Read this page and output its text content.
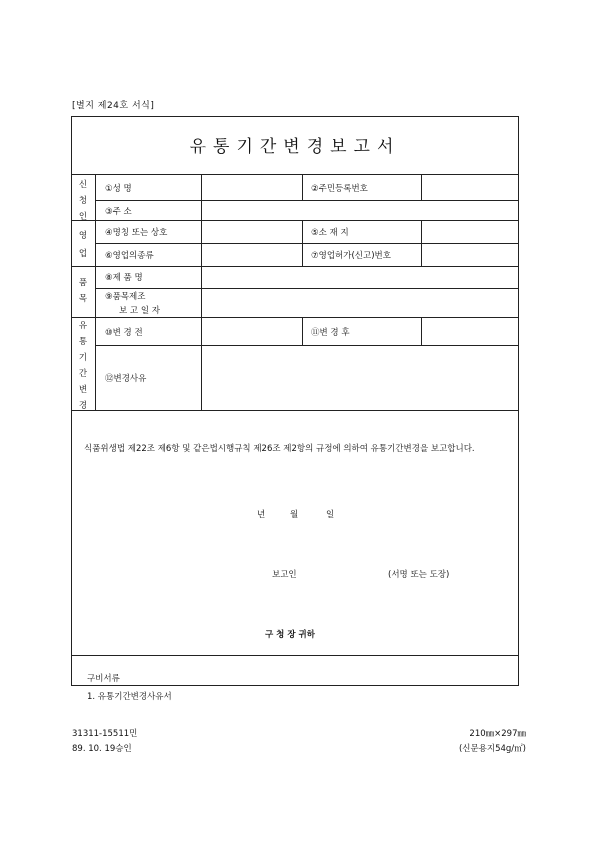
[별지 제24호 서식]
유통기간변경보고서
신청인
영업
품목
유통기간변경
①성 명	②주민등록번호
③주 소
④명칭 또는 상호	⑤소 재 지
⑥영업의종류	⑦영업허가(신고)번호
⑧제 품 명
⑨품목제조
보 고 일 자
⑩변 경 전	⑪변 경 후
⑫변경사유
식품위생법 제22조 제6항 및 같은법시행규칙 제26조 제2항의 규정에 의하여 유통기간변경을 보고합니다.
년	월	일
보고인	(서명 또는 도장)
구 청 장 귀하
구비서류
1. 유통기간변경사유서
31311-15511민
89. 10. 19승인
210㎜×297㎜
(신문용지54g/㎡)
◆ ◆ ◆ ◆ ◆
» **Your task**
Reproduce each line of the records exactly, and omit every picture.

» **Correct result**
Read this page and output its text content.
[별지 제24호 서식]
유통기간변경보고서
신청인
영업
품목
유통기간변경
①성 명	②주민등록번호
③주 소
④명칭 또는 상호	⑤소 재 지
⑥영업의종류	⑦영업허가(신고)번호
⑧제 품 명
⑨품목제조
보 고 일 자
⑩변 경 전	⑪변 경 후
⑫변경사유
식품위생법 제22조 제6항 및 같은법시행규칙 제26조 제2항의 규정에 의하여 유통기간변경을 보고합니다.
년	월	일
보고인	(서명 또는 도장)
구 청 장 귀하
구비서류
1. 유통기간변경사유서
31311-15511민
89. 10. 19승인
210㎜×297㎜
(신문용지54g/㎡)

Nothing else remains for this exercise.